— Begin —
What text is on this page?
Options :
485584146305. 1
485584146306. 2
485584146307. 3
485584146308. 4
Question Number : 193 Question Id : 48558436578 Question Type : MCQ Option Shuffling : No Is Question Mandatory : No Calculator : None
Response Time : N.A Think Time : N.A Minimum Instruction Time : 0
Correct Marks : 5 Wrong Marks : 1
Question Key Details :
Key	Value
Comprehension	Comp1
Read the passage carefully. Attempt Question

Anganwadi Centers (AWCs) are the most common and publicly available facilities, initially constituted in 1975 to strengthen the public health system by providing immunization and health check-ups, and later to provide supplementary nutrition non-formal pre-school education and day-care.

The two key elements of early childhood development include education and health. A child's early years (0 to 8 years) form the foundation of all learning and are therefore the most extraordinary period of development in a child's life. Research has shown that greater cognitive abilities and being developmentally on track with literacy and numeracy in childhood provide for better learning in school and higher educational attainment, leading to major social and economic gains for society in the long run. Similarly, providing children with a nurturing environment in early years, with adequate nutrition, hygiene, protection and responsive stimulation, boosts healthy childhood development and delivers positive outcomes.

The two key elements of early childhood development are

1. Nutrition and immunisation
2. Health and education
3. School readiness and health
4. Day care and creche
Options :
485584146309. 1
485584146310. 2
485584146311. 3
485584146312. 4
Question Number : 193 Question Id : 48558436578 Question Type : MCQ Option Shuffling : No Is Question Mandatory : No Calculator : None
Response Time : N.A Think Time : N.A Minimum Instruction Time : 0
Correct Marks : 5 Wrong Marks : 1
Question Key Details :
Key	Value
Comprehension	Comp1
— End —
#### Problem description
Quote the whole listing above, leaving nothing out.

#### The result
What text is on this page?
Options :
485584146305. 1
485584146306. 2
485584146307. 3
485584146308. 4
Question Number : 193 Question Id : 48558436578 Question Type : MCQ Option Shuffling : No Is Question Mandatory : No Calculator : None
Response Time : N.A Think Time : N.A Minimum Instruction Time : 0
Correct Marks : 5 Wrong Marks : 1
Question Key Details :
Key	Value
Comprehension	Comp1
Read the passage carefully. Attempt Question

Anganwadi Centers (AWCs) are the most common and publicly available facilities, initially constituted in 1975 to strengthen the public health system by providing immunization and health check-ups, and later to provide supplementary nutrition non-formal pre-school education and day-care.

The two key elements of early childhood development include education and health. A child's early years (0 to 8 years) form the foundation of all learning and are therefore the most extraordinary period of development in a child's life. Research has shown that greater cognitive abilities and being developmentally on track with literacy and numeracy in childhood provide for better learning in school and higher educational attainment, leading to major social and economic gains for society in the long run. Similarly, providing children with a nurturing environment in early years, with adequate nutrition, hygiene, protection and responsive stimulation, boosts healthy childhood development and delivers positive outcomes.

The two key elements of early childhood development are

1. Nutrition and immunisation
2. Health and education
3. School readiness and health
4. Day care and creche
Options :
485584146309. 1
485584146310. 2
485584146311. 3
485584146312. 4
Question Number : 193 Question Id : 48558436578 Question Type : MCQ Option Shuffling : No Is Question Mandatory : No Calculator : None
Response Time : N.A Think Time : N.A Minimum Instruction Time : 0
Correct Marks : 5 Wrong Marks : 1
Question Key Details :
Key	Value
Comprehension	Comp1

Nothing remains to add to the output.